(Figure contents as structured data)

········

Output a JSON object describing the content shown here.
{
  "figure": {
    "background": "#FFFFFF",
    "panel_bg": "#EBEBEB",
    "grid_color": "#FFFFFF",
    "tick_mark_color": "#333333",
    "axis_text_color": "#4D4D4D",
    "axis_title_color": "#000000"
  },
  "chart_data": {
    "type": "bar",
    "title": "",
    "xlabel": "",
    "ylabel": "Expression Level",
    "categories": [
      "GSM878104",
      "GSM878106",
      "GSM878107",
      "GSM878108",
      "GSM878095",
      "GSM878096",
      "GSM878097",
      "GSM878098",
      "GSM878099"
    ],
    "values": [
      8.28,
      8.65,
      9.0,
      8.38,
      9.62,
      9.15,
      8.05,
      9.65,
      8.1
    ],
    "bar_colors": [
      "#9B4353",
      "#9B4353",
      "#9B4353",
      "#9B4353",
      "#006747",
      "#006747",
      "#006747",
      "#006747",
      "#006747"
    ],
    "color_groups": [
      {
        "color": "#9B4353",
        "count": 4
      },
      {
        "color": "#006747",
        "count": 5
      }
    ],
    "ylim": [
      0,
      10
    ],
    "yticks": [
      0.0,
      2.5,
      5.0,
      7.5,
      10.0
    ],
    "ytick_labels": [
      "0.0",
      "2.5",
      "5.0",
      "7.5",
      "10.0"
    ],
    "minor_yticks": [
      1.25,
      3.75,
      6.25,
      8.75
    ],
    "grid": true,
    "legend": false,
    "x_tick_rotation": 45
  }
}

········

TO BE DONE – Every record above should be output exactly.

EXERCISE SOLUTION –
Output a JSON object describing the content shown here.
{
  "figure": {
    "background": "#FFFFFF",
    "panel_bg": "#EBEBEB",
    "grid_color": "#FFFFFF",
    "tick_mark_color": "#333333",
    "axis_text_color": "#4D4D4D",
    "axis_title_color": "#000000"
  },
  "chart_data": {
    "type": "bar",
    "title": "",
    "xlabel": "",
    "ylabel": "Expression Level",
    "categories": [
      "GSM878104",
      "GSM878106",
      "GSM878107",
      "GSM878108",
      "GSM878095",
      "GSM878096",
      "GSM878097",
      "GSM878098",
      "GSM878099"
    ],
    "values": [
      8.28,
      8.65,
      9.0,
      8.38,
      9.62,
      9.15,
      8.05,
      9.65,
      8.1
    ],
    "bar_colors": [
      "#9B4353",
      "#9B4353",
      "#9B4353",
      "#9B4353",
      "#006747",
      "#006747",
      "#006747",
      "#006747",
      "#006747"
    ],
    "color_groups": [
      {
        "color": "#9B4353",
        "count": 4
      },
      {
        "color": "#006747",
        "count": 5
      }
    ],
    "ylim": [
      0,
      10
    ],
    "yticks": [
      0.0,
      2.5,
      5.0,
      7.5,
      10.0
    ],
    "ytick_labels": [
      "0.0",
      "2.5",
      "5.0",
      "7.5",
      "10.0"
    ],
    "minor_yticks": [
      1.25,
      3.75,
      6.25,
      8.75
    ],
    "grid": true,
    "legend": false,
    "x_tick_rotation": 45
  }
}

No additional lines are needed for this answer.